**THE PROBLEM:**
In the listing, rewrite the lines from the line with "definition-highlight: -ly bbox=[361, 214, 377, 229]" up to and including the line with "example-sentence: Tom is", replacing "bullet-icon" with "bullet-marker" and leaving everything else unchanged.

**DATASET RECORDS:**
┌──

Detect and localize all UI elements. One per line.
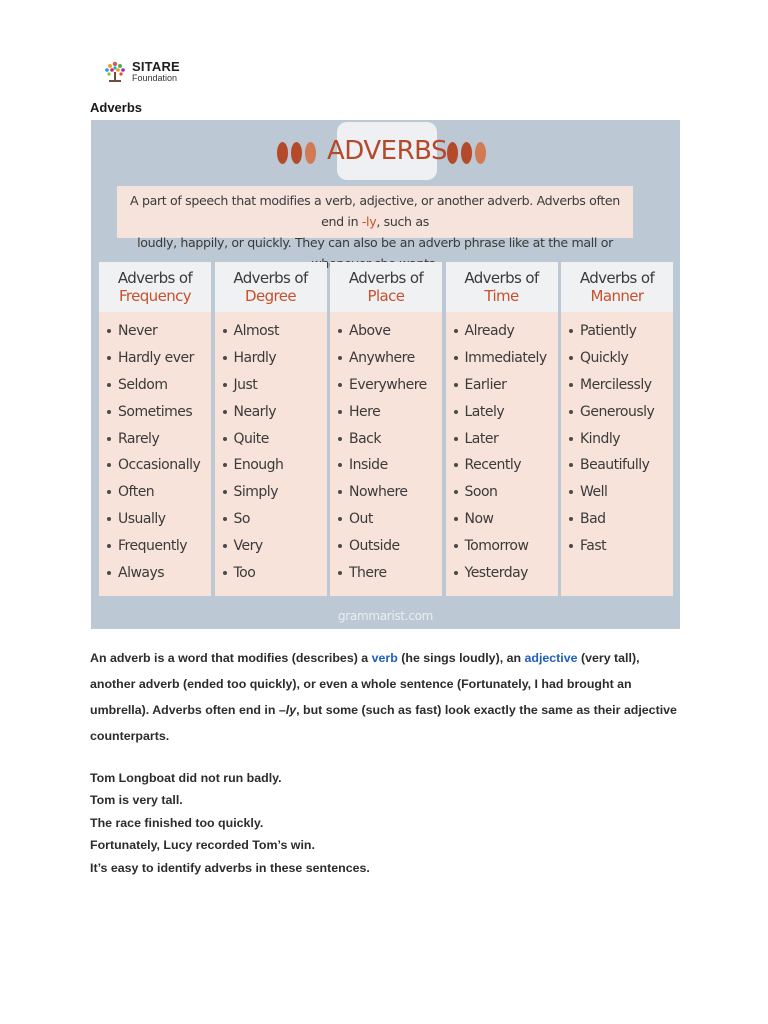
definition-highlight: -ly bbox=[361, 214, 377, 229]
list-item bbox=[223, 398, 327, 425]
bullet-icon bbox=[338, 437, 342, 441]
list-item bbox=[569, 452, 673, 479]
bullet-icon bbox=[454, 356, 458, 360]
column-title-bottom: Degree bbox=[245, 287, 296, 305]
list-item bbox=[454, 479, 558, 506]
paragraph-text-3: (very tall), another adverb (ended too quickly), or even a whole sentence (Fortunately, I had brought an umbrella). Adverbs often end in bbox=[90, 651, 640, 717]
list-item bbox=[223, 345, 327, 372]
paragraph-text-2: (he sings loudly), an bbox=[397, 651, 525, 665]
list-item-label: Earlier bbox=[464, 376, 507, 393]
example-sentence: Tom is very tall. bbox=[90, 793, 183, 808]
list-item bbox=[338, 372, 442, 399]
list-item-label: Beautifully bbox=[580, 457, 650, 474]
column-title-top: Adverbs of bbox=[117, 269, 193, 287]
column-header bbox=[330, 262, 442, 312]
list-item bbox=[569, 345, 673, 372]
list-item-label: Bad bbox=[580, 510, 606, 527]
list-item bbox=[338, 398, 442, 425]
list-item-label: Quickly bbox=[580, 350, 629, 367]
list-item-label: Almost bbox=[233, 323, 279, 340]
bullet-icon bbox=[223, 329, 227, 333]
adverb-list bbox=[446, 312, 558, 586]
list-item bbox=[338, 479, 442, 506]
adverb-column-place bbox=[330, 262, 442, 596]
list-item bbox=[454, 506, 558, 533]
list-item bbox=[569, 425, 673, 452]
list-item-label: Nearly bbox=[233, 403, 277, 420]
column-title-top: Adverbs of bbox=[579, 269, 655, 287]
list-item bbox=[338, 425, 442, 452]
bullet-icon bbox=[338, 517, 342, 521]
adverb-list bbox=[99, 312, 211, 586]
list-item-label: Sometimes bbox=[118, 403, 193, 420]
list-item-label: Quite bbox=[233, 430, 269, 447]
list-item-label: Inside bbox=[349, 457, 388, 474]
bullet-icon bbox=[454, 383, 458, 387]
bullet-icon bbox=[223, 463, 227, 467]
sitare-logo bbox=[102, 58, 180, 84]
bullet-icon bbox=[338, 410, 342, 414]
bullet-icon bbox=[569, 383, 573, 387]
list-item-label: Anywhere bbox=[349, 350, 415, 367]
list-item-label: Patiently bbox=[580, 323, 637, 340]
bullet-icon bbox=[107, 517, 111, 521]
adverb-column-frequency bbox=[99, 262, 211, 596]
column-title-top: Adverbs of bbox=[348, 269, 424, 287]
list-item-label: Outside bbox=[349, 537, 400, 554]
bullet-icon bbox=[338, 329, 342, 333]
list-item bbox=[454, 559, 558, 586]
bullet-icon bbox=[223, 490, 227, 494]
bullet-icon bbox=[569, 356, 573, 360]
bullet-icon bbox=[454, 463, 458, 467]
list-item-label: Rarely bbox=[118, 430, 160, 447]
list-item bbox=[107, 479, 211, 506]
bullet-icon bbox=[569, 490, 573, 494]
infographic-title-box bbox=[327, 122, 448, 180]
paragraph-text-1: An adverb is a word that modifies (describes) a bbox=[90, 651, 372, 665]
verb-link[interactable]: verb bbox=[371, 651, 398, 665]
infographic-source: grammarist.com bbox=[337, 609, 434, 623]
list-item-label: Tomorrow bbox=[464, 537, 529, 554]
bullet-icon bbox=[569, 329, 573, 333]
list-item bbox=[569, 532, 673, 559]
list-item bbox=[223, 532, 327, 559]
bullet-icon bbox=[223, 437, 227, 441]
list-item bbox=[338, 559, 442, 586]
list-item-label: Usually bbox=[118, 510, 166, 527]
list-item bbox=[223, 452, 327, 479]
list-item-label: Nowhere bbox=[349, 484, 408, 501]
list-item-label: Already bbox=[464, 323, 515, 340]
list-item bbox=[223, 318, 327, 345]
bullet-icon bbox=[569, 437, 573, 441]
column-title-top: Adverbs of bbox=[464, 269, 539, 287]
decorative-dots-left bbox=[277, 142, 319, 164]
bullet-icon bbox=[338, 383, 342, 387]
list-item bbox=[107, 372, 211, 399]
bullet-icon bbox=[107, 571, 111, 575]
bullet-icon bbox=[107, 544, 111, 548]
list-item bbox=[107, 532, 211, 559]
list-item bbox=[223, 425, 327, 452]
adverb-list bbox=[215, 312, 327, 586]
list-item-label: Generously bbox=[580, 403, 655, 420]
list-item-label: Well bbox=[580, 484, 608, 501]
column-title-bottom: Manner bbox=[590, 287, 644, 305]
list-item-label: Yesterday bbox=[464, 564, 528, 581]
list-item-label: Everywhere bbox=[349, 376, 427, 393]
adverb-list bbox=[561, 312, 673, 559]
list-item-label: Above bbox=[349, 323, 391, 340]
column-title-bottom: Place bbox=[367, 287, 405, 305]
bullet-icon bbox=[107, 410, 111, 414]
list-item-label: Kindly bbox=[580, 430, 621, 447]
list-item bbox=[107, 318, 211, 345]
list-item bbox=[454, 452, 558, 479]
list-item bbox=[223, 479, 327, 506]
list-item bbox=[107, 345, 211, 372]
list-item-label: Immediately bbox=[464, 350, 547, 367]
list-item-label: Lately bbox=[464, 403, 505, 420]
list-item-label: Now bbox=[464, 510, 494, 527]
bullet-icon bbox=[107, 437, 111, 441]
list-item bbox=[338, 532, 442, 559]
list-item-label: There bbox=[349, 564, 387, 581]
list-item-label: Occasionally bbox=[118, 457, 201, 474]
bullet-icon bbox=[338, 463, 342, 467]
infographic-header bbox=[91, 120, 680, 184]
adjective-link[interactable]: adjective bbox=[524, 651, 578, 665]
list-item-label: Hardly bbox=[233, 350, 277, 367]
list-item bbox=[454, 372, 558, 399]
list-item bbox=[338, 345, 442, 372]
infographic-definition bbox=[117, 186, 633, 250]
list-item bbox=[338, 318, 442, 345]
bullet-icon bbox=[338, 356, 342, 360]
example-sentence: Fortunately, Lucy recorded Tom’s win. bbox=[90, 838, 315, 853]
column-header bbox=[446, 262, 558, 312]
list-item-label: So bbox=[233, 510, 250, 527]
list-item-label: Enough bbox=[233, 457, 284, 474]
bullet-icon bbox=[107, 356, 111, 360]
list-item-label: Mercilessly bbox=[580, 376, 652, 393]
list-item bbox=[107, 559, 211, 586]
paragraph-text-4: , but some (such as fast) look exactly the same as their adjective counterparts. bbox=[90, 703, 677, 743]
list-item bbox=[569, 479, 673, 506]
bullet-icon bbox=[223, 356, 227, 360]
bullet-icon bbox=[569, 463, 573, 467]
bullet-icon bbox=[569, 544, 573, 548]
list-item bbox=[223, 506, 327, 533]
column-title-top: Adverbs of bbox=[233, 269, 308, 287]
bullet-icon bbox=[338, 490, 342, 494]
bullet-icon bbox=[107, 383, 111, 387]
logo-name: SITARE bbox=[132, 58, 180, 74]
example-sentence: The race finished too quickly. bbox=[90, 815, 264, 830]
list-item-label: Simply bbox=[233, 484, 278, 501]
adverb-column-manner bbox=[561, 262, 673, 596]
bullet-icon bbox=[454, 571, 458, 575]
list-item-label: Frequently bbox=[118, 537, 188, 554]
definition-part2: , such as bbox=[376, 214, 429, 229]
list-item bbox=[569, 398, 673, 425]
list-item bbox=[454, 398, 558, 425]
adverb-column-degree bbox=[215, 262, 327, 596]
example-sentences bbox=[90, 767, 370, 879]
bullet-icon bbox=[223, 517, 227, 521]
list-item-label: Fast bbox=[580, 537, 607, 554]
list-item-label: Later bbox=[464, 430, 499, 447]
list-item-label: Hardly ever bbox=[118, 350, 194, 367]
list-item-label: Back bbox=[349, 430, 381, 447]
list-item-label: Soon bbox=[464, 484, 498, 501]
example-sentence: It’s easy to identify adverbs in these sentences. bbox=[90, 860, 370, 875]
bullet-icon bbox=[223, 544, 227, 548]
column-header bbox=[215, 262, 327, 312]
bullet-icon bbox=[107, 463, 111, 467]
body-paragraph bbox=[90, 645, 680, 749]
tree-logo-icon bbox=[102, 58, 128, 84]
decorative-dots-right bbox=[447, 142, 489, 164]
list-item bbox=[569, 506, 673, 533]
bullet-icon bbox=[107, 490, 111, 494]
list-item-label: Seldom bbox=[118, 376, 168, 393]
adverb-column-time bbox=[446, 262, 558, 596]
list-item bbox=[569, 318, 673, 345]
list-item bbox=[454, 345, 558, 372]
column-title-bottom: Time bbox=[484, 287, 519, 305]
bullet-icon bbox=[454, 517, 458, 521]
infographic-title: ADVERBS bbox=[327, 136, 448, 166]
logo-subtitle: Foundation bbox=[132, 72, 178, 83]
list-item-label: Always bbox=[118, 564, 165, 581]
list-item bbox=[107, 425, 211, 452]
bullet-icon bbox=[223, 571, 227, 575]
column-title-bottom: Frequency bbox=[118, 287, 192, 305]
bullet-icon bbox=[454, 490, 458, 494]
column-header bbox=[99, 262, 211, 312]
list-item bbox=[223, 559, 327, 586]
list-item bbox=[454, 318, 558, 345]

└──

**TASK OUTPUT:**
definition-highlight: -ly bbox=[361, 214, 377, 229]
list-item bbox=[223, 398, 327, 425]
bullet-marker bbox=[338, 437, 342, 441]
list-item bbox=[569, 452, 673, 479]
bullet-marker bbox=[454, 356, 458, 360]
column-title-bottom: Degree bbox=[245, 287, 296, 305]
list-item bbox=[454, 479, 558, 506]
paragraph-text-3: (very tall), another adverb (ended too quickly), or even a whole sentence (Fortunately, I had brought an umbrella). Adverbs often end in bbox=[90, 651, 640, 717]
list-item bbox=[223, 345, 327, 372]
paragraph-text-2: (he sings loudly), an bbox=[397, 651, 525, 665]
list-item-label: Earlier bbox=[464, 376, 507, 393]
example-sentence: Tom is very tall. bbox=[90, 793, 183, 808]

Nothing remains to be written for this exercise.